Work to be completed
Below is a listing to write out in full, exactly as given, without its pictures.

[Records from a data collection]
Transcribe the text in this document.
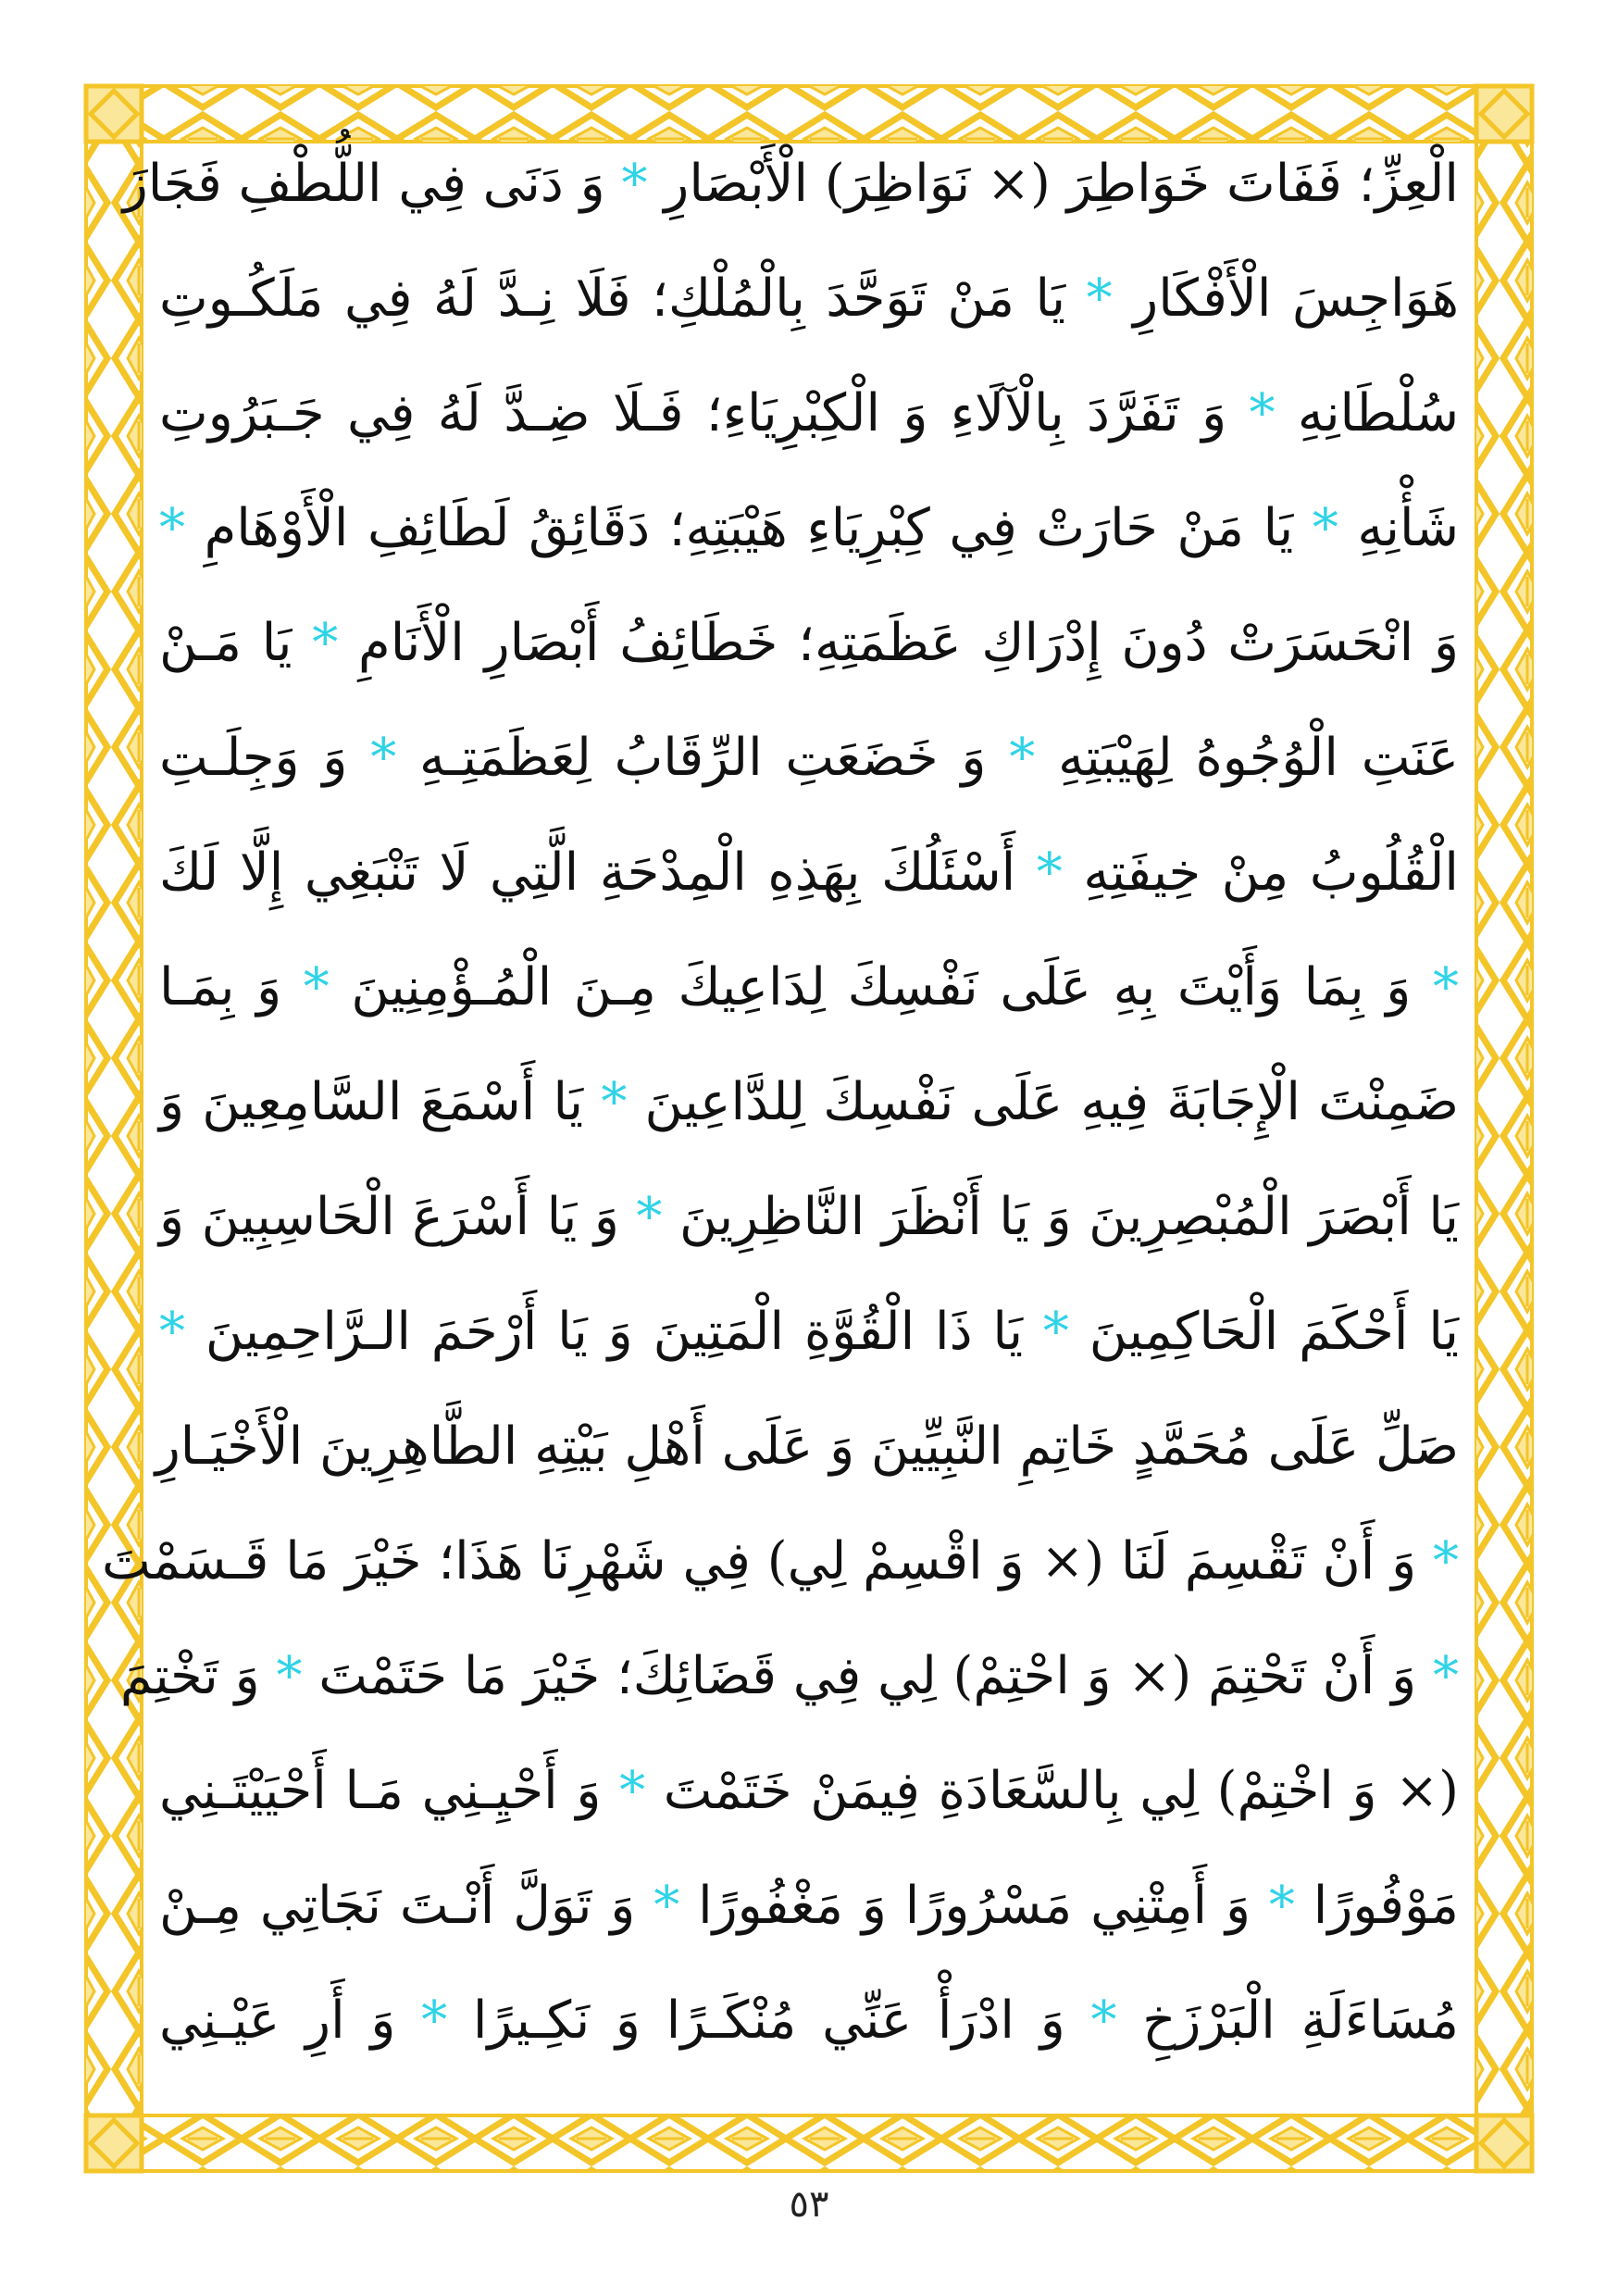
الْعِزِّ؛ فَفَاتَ خَوَاطِرَ (× نَوَاظِرَ) الْأَبْصَارِ * وَ دَنَى فِي اللُّطْفِ فَجَازَ
هَوَاجِسَ الْأَفْكَارِ * يَا مَنْ تَوَحَّدَ بِالْمُلْكِ؛ فَلَا نِـدَّ لَهُ فِي مَلَكُـوتِ
سُلْطَانِهِ * وَ تَفَرَّدَ بِالْآلَاءِ وَ الْكِبْرِيَاءِ؛ فَـلَا ضِـدَّ لَهُ فِي جَـبَرُوتِ
شَأْنِهِ * يَا مَنْ حَارَتْ فِي كِبْرِيَاءِ هَيْبَتِهِ؛ دَقَائِقُ لَطَائِفِ الْأَوْهَامِ *
وَ انْحَسَرَتْ دُونَ إِدْرَاكِ عَظَمَتِهِ؛ خَطَائِفُ أَبْصَارِ الْأَنَامِ * يَا مَـنْ
عَنَتِ الْوُجُوهُ لِهَيْبَتِهِ * وَ خَضَعَتِ الرِّقَابُ لِعَظَمَتِـهِ * وَ وَجِلَـتِ
الْقُلُوبُ مِنْ خِيفَتِهِ * أَسْئَلُكَ بِهَذِهِ الْمِدْحَةِ الَّتِي لَا تَنْبَغِي إِلَّا لَكَ
* وَ بِمَا وَأَيْتَ بِهِ عَلَى نَفْسِكَ لِدَاعِيكَ مِـنَ الْمُـؤْمِنِينَ * وَ بِمَـا
ضَمِنْتَ الْإِجَابَةَ فِيهِ عَلَى نَفْسِكَ لِلدَّاعِينَ * يَا أَسْمَعَ السَّامِعِينَ وَ
يَا أَبْصَرَ الْمُبْصِرِينَ وَ يَا أَنْظَرَ النَّاظِرِينَ * وَ يَا أَسْرَعَ الْحَاسِبِينَ وَ
يَا أَحْكَمَ الْحَاكِمِينَ * يَا ذَا الْقُوَّةِ الْمَتِينَ وَ يَا أَرْحَمَ الـرَّاحِمِينَ *
صَلِّ عَلَى مُحَمَّدٍ خَاتِمِ النَّبِيِّينَ وَ عَلَى أَهْلِ بَيْتِهِ الطَّاهِرِينَ الْأَخْيَـارِ
* وَ أَنْ تَقْسِمَ لَنَا (× وَ اقْسِمْ لِي) فِي شَهْرِنَا هَذَا؛ خَيْرَ مَا قَـسَمْتَ
* وَ أَنْ تَحْتِمَ (× وَ احْتِمْ) لِي فِي قَضَائِكَ؛ خَيْرَ مَا حَتَمْتَ * وَ تَخْتِمَ
(× وَ اخْتِمْ) لِي بِالسَّعَادَةِ فِيمَنْ خَتَمْتَ * وَ أَحْيِـنِي مَـا أَحْيَيْتَـنِي
مَوْفُورًا * وَ أَمِتْنِي مَسْرُورًا وَ مَغْفُورًا * وَ تَوَلَّ أَنْـتَ نَجَاتِي مِـنْ
مُسَاءَلَةِ الْبَرْزَخِ * وَ ادْرَأْ عَنِّي مُنْكَـرًا وَ نَكِـيرًا * وَ أَرِ عَيْـنِي
٥٣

Solved problem
Transcribe the text in this document.
الْعِزِّ؛ فَفَاتَ خَوَاطِرَ (× نَوَاظِرَ) الْأَبْصَارِ * وَ دَنَى فِي اللُّطْفِ فَجَازَ
هَوَاجِسَ الْأَفْكَارِ * يَا مَنْ تَوَحَّدَ بِالْمُلْكِ؛ فَلَا نِـدَّ لَهُ فِي مَلَكُـوتِ
سُلْطَانِهِ * وَ تَفَرَّدَ بِالْآلَاءِ وَ الْكِبْرِيَاءِ؛ فَـلَا ضِـدَّ لَهُ فِي جَـبَرُوتِ
شَأْنِهِ * يَا مَنْ حَارَتْ فِي كِبْرِيَاءِ هَيْبَتِهِ؛ دَقَائِقُ لَطَائِفِ الْأَوْهَامِ *
وَ انْحَسَرَتْ دُونَ إِدْرَاكِ عَظَمَتِهِ؛ خَطَائِفُ أَبْصَارِ الْأَنَامِ * يَا مَـنْ
عَنَتِ الْوُجُوهُ لِهَيْبَتِهِ * وَ خَضَعَتِ الرِّقَابُ لِعَظَمَتِـهِ * وَ وَجِلَـتِ
الْقُلُوبُ مِنْ خِيفَتِهِ * أَسْئَلُكَ بِهَذِهِ الْمِدْحَةِ الَّتِي لَا تَنْبَغِي إِلَّا لَكَ
* وَ بِمَا وَأَيْتَ بِهِ عَلَى نَفْسِكَ لِدَاعِيكَ مِـنَ الْمُـؤْمِنِينَ * وَ بِمَـا
ضَمِنْتَ الْإِجَابَةَ فِيهِ عَلَى نَفْسِكَ لِلدَّاعِينَ * يَا أَسْمَعَ السَّامِعِينَ وَ
يَا أَبْصَرَ الْمُبْصِرِينَ وَ يَا أَنْظَرَ النَّاظِرِينَ * وَ يَا أَسْرَعَ الْحَاسِبِينَ وَ
يَا أَحْكَمَ الْحَاكِمِينَ * يَا ذَا الْقُوَّةِ الْمَتِينَ وَ يَا أَرْحَمَ الـرَّاحِمِينَ *
صَلِّ عَلَى مُحَمَّدٍ خَاتِمِ النَّبِيِّينَ وَ عَلَى أَهْلِ بَيْتِهِ الطَّاهِرِينَ الْأَخْيَـارِ
* وَ أَنْ تَقْسِمَ لَنَا (× وَ اقْسِمْ لِي) فِي شَهْرِنَا هَذَا؛ خَيْرَ مَا قَـسَمْتَ
* وَ أَنْ تَحْتِمَ (× وَ احْتِمْ) لِي فِي قَضَائِكَ؛ خَيْرَ مَا حَتَمْتَ * وَ تَخْتِمَ
(× وَ اخْتِمْ) لِي بِالسَّعَادَةِ فِيمَنْ خَتَمْتَ * وَ أَحْيِـنِي مَـا أَحْيَيْتَـنِي
مَوْفُورًا * وَ أَمِتْنِي مَسْرُورًا وَ مَغْفُورًا * وَ تَوَلَّ أَنْـتَ نَجَاتِي مِـنْ
مُسَاءَلَةِ الْبَرْزَخِ * وَ ادْرَأْ عَنِّي مُنْكَـرًا وَ نَكِـيرًا * وَ أَرِ عَيْـنِي
٥٣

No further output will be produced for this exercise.